Lines of data
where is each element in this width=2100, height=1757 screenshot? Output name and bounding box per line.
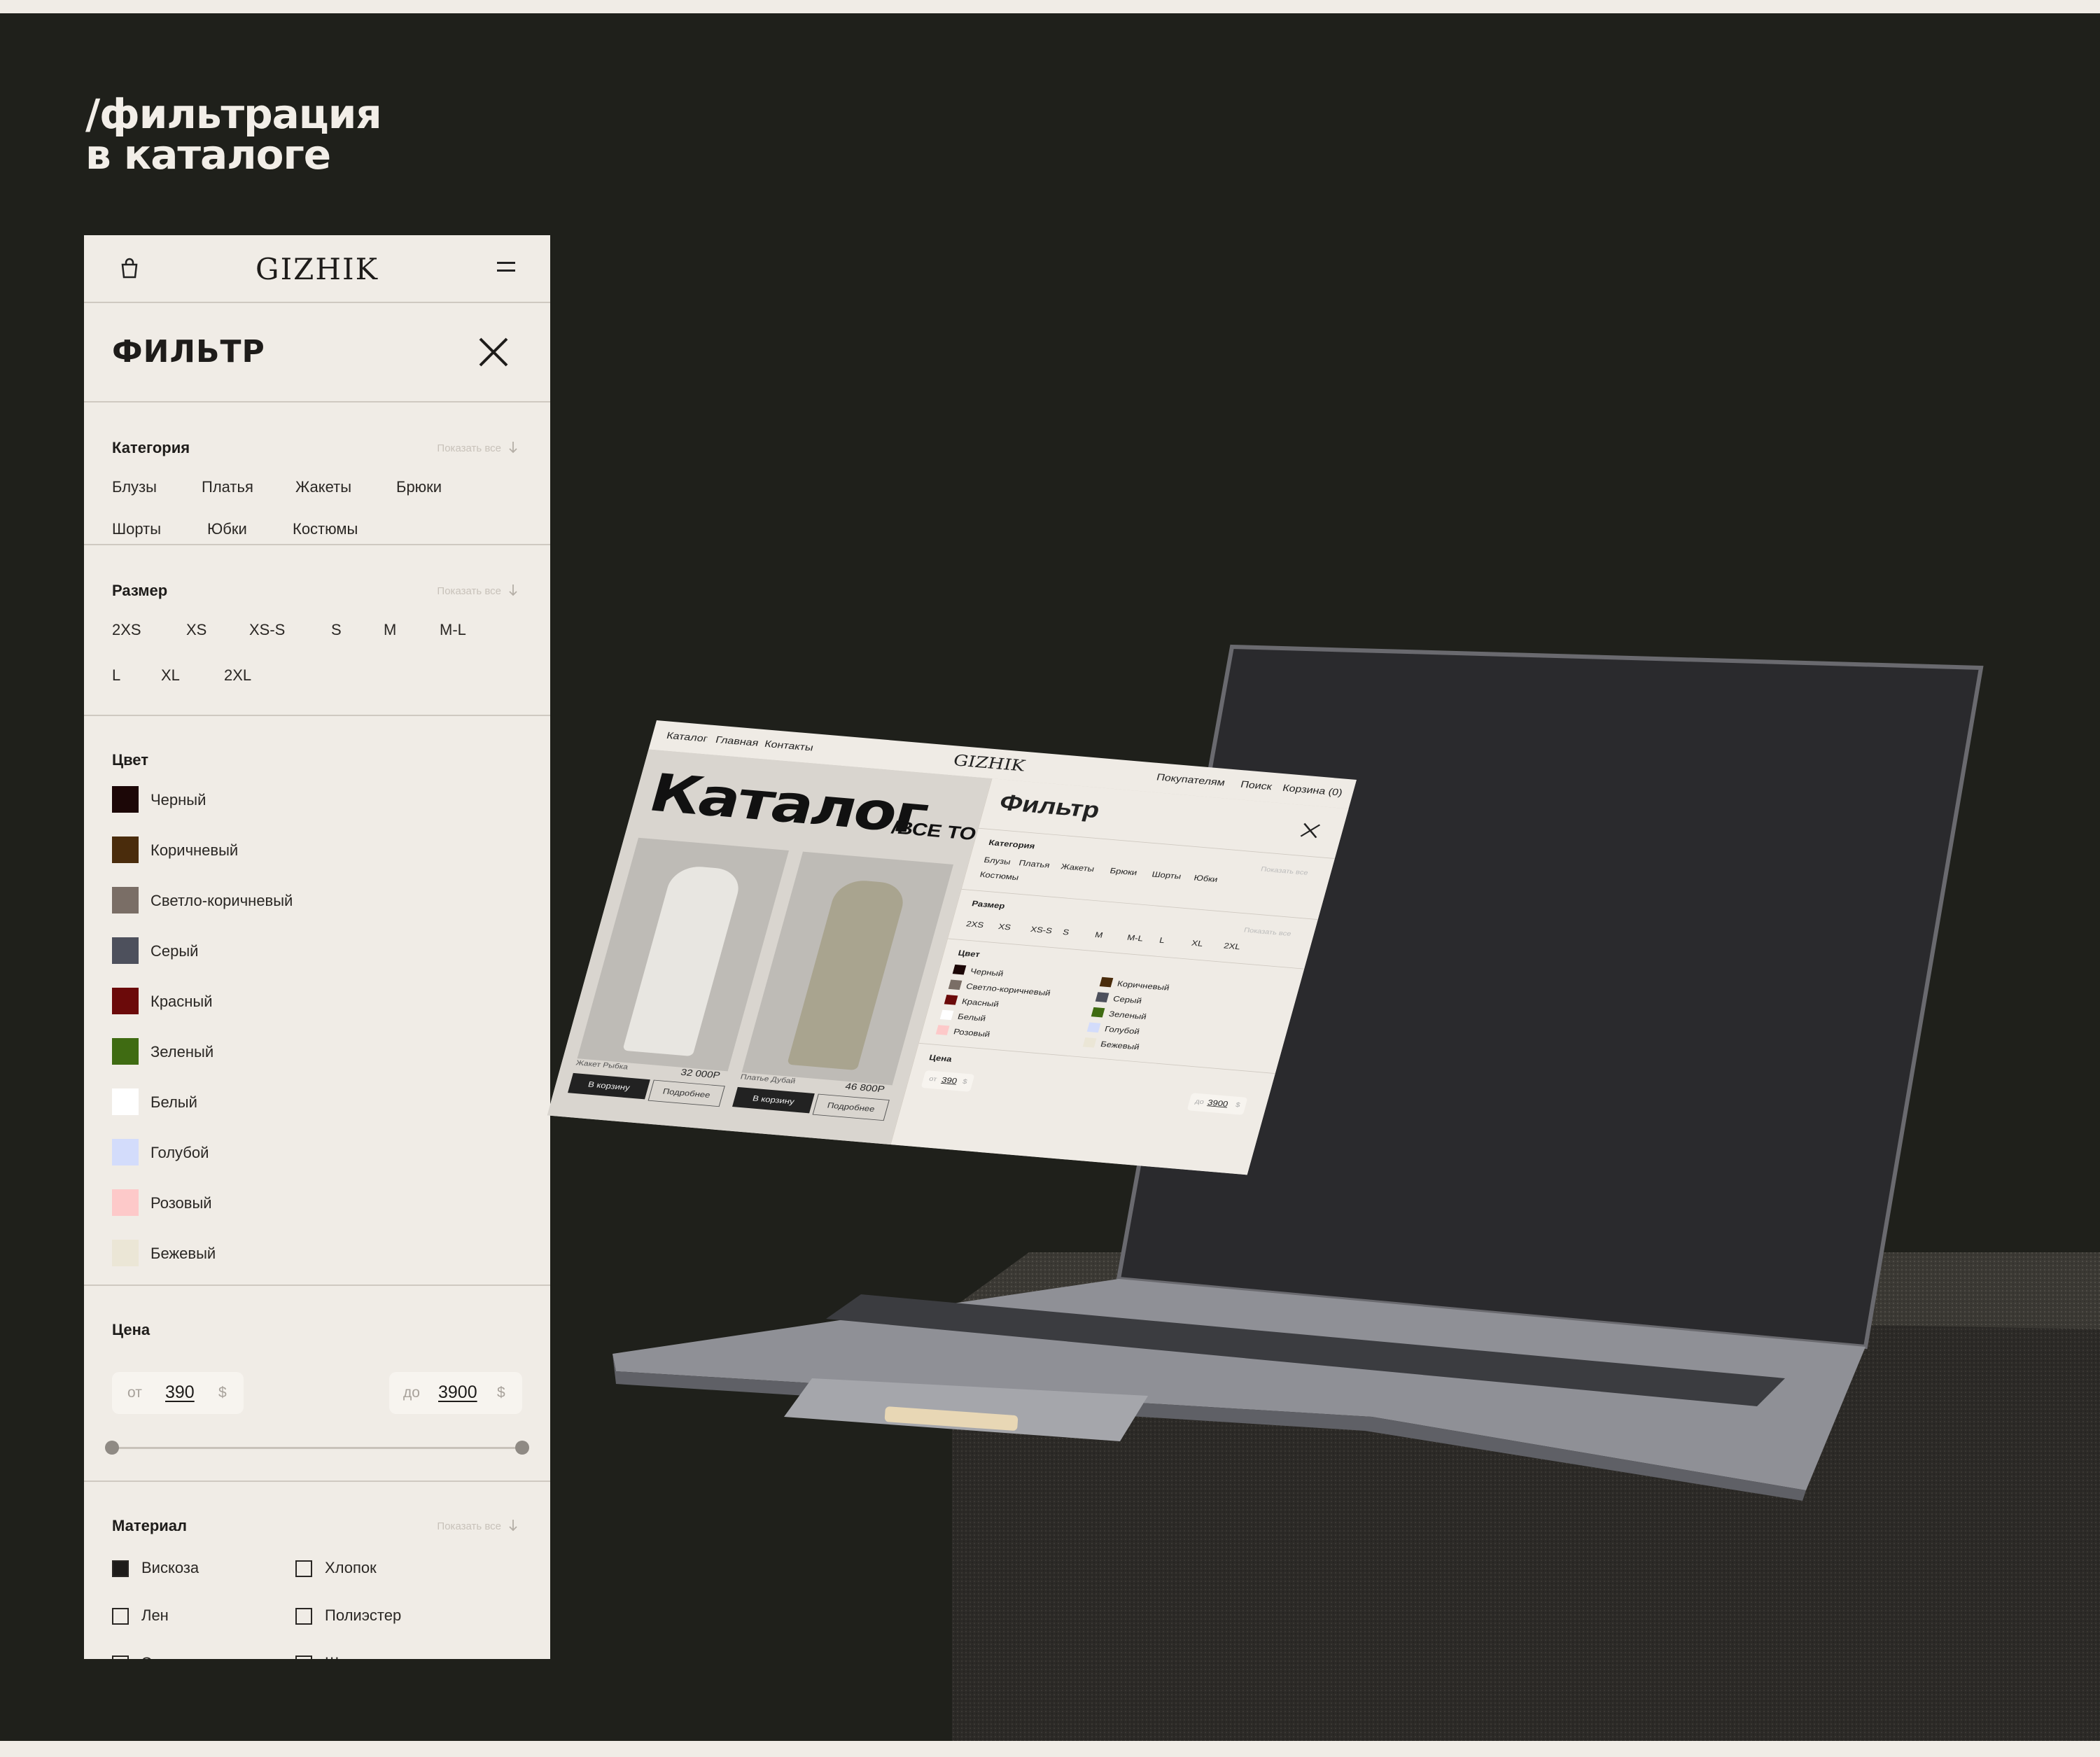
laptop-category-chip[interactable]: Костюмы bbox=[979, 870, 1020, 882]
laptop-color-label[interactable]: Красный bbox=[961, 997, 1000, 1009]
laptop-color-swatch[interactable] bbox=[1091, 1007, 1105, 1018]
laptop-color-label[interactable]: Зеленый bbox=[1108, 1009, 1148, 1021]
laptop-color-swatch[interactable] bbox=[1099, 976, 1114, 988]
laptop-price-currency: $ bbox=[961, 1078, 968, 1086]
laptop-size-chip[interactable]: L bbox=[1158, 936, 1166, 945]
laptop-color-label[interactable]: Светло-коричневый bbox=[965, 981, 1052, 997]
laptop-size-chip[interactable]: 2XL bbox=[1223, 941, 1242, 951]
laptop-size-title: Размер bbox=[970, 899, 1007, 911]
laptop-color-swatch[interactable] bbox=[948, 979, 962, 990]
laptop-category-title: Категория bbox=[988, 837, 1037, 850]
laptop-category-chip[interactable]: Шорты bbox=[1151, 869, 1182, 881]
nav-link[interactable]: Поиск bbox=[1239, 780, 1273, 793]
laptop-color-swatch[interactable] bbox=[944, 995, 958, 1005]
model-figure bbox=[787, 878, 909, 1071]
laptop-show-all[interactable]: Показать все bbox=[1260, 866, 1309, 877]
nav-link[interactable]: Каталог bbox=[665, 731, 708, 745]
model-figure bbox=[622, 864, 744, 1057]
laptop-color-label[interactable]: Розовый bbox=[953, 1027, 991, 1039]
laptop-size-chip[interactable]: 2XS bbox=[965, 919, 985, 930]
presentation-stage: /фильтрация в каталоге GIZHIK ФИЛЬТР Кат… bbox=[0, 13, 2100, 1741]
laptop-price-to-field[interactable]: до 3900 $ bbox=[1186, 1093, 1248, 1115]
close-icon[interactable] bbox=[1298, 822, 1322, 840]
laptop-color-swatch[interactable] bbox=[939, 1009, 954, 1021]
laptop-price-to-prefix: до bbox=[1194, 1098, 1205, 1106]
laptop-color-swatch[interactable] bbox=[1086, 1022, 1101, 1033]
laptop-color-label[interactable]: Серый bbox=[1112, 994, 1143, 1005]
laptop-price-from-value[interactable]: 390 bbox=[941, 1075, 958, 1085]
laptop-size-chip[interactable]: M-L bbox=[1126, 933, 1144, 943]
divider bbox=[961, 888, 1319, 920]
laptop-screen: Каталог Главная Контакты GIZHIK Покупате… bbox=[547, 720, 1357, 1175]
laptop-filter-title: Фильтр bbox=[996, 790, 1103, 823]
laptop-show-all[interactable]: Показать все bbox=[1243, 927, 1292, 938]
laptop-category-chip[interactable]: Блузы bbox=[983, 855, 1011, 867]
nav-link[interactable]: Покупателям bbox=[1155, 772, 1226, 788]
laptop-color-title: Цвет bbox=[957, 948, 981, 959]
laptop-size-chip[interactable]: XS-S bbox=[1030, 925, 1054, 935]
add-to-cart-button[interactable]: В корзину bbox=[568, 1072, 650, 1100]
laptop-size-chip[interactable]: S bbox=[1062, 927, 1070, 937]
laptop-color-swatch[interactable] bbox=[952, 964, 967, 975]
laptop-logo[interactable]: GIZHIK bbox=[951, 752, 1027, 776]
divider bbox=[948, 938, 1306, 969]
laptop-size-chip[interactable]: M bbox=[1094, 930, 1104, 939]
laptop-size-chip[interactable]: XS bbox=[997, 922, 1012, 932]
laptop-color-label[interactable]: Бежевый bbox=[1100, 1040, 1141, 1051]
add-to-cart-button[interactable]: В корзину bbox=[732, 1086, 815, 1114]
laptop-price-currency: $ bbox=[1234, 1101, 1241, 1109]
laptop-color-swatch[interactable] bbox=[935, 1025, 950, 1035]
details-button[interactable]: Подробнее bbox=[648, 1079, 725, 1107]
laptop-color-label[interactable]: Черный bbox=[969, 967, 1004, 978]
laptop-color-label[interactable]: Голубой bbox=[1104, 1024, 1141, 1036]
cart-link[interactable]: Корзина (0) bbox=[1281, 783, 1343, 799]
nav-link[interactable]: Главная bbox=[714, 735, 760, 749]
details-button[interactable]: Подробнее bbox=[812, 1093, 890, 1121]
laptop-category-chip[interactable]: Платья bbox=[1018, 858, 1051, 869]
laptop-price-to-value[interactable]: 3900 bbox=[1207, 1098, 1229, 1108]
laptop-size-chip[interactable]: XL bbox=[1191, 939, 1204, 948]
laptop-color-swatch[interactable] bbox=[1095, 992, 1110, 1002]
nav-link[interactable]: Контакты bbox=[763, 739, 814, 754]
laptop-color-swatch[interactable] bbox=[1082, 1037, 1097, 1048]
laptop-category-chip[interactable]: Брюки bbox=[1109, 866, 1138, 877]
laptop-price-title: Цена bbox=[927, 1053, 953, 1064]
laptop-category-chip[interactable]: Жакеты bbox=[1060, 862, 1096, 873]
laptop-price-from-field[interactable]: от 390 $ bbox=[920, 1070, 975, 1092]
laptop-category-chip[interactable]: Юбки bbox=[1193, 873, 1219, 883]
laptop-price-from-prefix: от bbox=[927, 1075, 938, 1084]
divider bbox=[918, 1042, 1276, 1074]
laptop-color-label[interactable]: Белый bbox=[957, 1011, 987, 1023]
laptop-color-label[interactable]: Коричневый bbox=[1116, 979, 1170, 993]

* * *

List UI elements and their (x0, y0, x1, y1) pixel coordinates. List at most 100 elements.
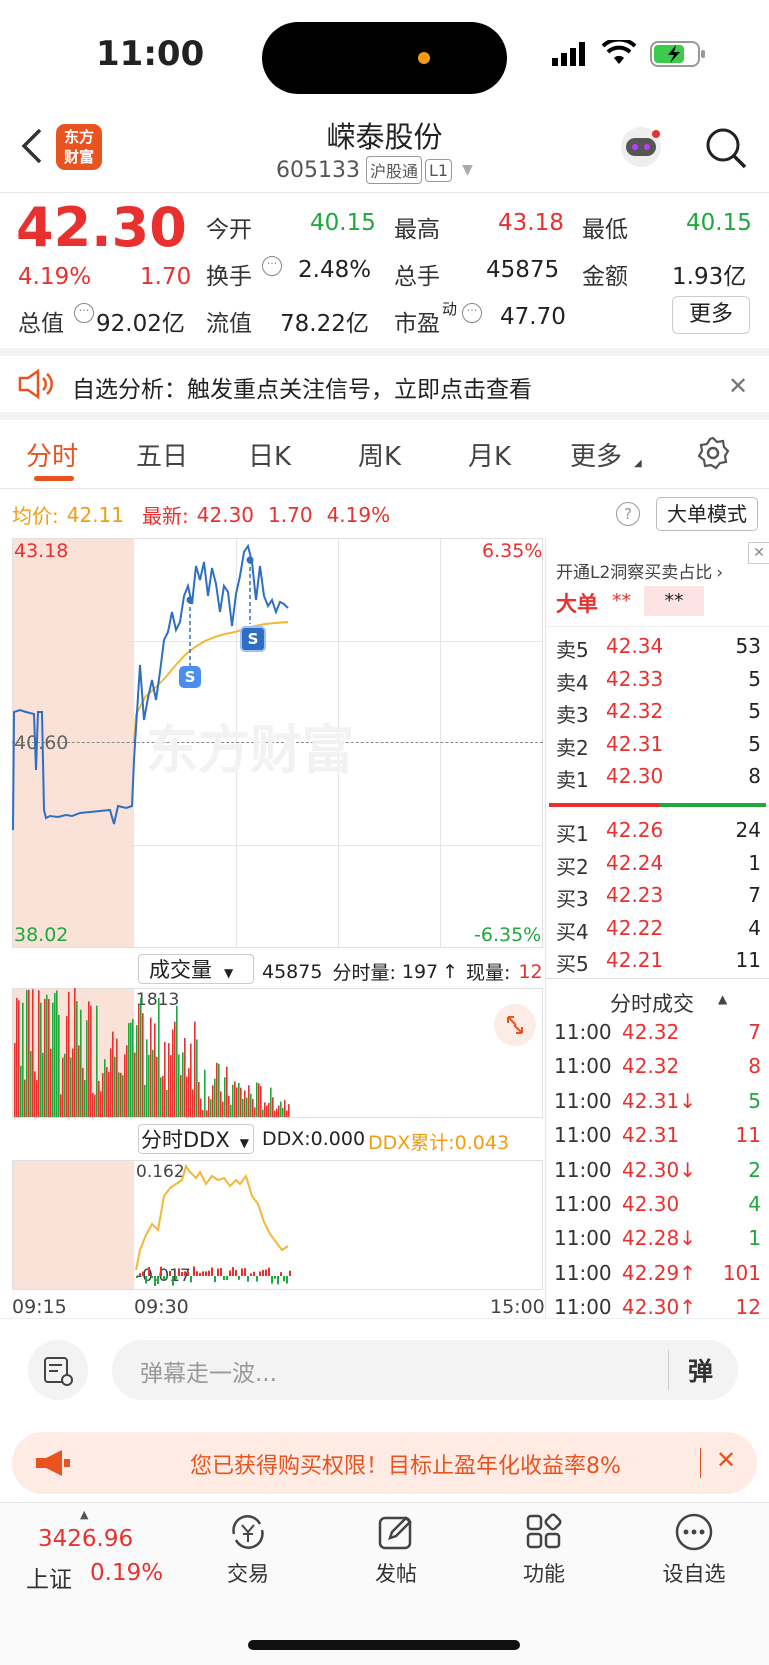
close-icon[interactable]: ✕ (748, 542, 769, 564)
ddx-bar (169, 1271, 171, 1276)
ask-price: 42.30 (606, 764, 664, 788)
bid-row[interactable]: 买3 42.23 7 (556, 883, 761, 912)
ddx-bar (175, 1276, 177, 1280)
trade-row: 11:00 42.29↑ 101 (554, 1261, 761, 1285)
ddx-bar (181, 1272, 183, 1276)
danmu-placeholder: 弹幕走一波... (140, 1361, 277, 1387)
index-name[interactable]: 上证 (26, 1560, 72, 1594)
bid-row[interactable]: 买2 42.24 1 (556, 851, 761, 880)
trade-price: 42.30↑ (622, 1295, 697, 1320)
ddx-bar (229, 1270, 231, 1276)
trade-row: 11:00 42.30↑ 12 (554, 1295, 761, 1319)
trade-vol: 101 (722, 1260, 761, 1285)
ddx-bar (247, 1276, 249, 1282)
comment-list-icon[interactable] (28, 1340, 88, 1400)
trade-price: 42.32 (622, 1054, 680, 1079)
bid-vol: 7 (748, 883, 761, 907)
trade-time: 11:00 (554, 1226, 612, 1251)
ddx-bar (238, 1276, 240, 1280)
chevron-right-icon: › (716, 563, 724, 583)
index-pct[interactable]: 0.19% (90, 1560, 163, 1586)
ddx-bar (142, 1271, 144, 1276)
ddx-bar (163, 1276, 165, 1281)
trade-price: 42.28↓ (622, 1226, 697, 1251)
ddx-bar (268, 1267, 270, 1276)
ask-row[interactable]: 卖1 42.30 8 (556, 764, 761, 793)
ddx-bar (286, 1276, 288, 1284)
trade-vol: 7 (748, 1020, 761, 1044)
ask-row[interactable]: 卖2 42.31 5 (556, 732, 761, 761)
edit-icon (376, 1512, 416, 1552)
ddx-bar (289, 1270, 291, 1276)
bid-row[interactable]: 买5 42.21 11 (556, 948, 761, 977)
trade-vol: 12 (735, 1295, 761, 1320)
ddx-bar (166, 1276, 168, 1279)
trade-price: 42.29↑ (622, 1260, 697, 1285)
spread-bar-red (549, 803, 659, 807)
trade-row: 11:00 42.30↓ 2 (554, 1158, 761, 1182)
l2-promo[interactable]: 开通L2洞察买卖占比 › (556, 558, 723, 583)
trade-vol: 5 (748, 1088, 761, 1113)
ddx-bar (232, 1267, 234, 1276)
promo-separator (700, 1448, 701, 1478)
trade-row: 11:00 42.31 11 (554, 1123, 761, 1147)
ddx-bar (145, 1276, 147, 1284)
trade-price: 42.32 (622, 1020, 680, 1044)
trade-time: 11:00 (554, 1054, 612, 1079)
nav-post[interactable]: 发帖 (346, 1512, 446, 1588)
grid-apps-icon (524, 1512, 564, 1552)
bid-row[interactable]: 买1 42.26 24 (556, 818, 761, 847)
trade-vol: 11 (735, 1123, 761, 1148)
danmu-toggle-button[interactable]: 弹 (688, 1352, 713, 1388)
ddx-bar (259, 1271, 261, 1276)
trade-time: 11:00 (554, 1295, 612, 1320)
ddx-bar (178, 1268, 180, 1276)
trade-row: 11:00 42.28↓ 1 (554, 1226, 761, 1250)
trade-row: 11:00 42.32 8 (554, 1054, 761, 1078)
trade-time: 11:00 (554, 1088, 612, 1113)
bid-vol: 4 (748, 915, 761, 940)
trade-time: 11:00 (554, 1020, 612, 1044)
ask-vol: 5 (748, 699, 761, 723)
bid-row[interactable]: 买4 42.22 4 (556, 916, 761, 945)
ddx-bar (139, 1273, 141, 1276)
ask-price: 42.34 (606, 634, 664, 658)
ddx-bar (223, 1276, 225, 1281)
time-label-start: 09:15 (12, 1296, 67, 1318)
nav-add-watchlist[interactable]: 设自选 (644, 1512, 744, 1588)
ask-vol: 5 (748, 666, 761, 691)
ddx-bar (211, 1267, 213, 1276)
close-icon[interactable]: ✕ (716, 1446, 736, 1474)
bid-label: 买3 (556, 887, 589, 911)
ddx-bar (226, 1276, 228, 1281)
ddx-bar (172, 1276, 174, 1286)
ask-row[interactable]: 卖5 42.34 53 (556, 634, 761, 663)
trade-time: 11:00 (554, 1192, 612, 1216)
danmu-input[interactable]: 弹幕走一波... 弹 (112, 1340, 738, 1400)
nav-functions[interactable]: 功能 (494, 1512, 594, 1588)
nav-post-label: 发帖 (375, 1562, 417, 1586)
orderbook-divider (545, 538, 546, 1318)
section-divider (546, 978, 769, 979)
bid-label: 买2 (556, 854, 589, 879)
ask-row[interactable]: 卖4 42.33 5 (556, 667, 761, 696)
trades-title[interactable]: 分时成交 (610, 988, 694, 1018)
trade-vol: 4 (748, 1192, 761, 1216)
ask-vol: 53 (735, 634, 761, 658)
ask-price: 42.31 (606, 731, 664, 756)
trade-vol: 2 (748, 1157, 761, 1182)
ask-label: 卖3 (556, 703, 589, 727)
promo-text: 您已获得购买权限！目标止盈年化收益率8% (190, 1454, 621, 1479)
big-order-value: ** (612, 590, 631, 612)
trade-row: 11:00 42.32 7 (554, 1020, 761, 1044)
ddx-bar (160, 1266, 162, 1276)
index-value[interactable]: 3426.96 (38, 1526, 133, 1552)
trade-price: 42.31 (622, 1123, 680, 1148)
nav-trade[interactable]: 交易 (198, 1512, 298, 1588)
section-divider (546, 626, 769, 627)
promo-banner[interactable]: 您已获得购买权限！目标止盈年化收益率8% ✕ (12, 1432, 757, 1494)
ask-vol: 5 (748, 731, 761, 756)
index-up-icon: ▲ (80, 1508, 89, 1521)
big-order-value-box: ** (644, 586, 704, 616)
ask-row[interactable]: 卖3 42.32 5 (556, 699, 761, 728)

# Set problem
Convert the lines of the listing above into a numbered list, starting at the line containing "870, 1020, 882]" and ending after the line containing "laptop-category-title: Категория bbox=[988, 837, 1037, 850]". Omit any blank lines.

# Correct answer
1. laptop-category-chip[interactable]: Костюмы bbox=[979, 870, 1020, 882]
2. laptop-color-label[interactable]: Красный bbox=[961, 997, 1000, 1009]
3. laptop-color-swatch[interactable] bbox=[1091, 1007, 1105, 1018]
4. laptop-color-label[interactable]: Зеленый bbox=[1108, 1009, 1148, 1021]
5. laptop-color-swatch[interactable] bbox=[1099, 976, 1114, 988]
6. laptop-price-currency: $ bbox=[961, 1078, 968, 1086]
7. laptop-size-chip[interactable]: L bbox=[1158, 936, 1166, 945]
8. laptop-color-label[interactable]: Светло-коричневый bbox=[965, 981, 1052, 997]
9. laptop-size-chip[interactable]: 2XL bbox=[1223, 941, 1242, 951]
10. laptop-size-title: Размер bbox=[970, 899, 1007, 911]
11. laptop-color-swatch[interactable] bbox=[948, 979, 962, 990]
12. laptop-category-title: Категория bbox=[988, 837, 1037, 850]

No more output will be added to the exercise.